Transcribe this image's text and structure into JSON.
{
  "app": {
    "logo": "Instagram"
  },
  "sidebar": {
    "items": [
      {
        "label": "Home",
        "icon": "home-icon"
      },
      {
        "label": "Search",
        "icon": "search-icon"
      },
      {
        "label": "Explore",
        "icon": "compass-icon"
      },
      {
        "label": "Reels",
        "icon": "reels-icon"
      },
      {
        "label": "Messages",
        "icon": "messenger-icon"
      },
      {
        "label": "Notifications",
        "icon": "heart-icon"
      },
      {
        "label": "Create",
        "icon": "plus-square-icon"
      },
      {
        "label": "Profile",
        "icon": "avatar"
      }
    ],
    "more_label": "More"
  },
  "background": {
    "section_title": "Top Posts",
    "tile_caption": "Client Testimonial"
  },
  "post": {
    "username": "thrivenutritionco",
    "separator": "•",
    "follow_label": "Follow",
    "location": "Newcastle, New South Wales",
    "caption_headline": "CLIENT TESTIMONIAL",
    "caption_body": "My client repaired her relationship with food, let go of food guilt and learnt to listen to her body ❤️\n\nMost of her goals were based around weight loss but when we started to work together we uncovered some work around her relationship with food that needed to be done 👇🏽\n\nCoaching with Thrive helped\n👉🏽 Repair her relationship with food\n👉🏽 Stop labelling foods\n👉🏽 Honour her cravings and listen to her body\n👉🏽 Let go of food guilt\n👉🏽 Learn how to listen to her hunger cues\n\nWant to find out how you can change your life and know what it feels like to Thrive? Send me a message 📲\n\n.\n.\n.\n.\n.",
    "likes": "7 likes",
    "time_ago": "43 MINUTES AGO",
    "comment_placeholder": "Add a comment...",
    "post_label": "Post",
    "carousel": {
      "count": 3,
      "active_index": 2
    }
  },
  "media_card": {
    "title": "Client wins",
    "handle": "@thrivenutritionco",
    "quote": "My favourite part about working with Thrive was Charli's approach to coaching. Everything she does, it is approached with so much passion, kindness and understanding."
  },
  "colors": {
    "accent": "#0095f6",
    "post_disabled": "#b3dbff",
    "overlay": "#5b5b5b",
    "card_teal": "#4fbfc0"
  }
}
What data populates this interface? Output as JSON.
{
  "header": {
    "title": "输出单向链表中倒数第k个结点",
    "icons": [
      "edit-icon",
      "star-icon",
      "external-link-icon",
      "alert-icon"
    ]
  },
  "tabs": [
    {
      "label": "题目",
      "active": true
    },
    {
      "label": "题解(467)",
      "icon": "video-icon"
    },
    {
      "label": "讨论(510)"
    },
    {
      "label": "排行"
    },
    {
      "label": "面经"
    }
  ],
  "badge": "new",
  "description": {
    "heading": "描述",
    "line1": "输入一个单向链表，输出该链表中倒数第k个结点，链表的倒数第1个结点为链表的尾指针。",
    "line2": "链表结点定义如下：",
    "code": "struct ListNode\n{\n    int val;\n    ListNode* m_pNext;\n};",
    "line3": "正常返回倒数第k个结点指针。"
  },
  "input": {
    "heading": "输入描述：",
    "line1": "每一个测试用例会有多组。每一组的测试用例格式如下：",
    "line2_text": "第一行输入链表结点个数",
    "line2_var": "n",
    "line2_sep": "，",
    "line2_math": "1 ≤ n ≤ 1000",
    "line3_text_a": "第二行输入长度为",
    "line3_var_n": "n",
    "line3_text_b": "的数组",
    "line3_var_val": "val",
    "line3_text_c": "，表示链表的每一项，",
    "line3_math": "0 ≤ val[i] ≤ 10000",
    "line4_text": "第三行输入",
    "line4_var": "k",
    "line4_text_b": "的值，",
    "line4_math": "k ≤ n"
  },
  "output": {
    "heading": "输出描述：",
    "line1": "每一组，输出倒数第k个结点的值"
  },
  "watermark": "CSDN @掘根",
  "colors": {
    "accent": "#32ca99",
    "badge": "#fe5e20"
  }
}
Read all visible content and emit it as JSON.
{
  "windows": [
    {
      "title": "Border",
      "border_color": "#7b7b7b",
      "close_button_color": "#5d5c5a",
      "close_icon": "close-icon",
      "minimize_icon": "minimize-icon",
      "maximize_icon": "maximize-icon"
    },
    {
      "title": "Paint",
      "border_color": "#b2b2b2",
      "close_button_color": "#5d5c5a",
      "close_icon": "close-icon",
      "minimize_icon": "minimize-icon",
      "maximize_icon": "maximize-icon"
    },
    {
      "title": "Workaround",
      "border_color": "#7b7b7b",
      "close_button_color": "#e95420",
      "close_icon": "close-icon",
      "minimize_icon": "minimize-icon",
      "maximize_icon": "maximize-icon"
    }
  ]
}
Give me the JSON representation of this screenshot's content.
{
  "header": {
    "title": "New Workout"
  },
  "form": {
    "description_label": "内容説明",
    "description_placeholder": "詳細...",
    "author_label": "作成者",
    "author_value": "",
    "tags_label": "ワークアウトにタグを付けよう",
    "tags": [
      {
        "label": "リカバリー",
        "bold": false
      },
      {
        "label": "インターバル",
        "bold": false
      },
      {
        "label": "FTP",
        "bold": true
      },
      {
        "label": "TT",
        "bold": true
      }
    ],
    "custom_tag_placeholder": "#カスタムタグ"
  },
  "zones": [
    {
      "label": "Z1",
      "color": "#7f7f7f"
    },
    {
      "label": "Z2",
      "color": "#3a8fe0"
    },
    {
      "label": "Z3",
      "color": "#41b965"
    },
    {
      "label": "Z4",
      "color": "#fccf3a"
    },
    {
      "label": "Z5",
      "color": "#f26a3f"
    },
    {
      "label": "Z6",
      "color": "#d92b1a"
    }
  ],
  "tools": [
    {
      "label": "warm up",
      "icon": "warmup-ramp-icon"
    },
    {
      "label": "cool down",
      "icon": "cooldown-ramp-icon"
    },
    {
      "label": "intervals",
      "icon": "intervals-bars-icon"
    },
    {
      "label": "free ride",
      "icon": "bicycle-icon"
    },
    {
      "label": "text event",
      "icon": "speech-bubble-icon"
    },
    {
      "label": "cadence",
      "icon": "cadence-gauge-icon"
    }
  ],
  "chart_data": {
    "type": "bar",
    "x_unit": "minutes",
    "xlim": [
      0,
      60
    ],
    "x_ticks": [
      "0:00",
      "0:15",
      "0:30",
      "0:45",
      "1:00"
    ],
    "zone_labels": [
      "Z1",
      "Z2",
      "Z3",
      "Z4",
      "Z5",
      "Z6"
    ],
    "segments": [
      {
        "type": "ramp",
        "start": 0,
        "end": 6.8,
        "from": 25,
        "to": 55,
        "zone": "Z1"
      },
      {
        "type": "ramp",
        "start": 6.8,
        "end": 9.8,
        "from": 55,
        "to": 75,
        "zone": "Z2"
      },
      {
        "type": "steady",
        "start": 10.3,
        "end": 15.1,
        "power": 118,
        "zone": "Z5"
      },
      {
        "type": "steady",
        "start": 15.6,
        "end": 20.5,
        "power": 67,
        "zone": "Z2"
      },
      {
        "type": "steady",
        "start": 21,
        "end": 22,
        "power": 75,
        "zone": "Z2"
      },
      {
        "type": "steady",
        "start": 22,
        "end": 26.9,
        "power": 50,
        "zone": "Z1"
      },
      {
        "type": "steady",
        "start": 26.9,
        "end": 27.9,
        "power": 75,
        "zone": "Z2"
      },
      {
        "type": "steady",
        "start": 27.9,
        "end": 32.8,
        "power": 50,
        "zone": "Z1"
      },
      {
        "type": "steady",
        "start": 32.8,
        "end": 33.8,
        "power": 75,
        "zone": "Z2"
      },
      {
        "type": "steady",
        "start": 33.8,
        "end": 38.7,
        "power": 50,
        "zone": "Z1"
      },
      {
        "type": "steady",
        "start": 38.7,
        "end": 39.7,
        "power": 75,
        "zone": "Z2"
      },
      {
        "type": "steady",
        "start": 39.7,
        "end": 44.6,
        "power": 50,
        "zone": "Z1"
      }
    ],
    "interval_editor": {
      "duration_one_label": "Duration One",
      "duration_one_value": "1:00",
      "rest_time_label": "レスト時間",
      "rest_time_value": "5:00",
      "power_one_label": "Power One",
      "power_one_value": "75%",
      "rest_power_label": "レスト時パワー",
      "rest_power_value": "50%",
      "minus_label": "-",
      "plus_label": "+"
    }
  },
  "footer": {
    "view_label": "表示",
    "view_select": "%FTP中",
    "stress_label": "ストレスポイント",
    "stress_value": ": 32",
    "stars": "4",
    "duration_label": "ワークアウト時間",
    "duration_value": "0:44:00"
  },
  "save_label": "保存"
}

===

> _Direction_
Search the data for the string "intervals". List each line that has it.

> _Solution for this task_
      "label": "intervals",
      "icon": "intervals-bars-icon"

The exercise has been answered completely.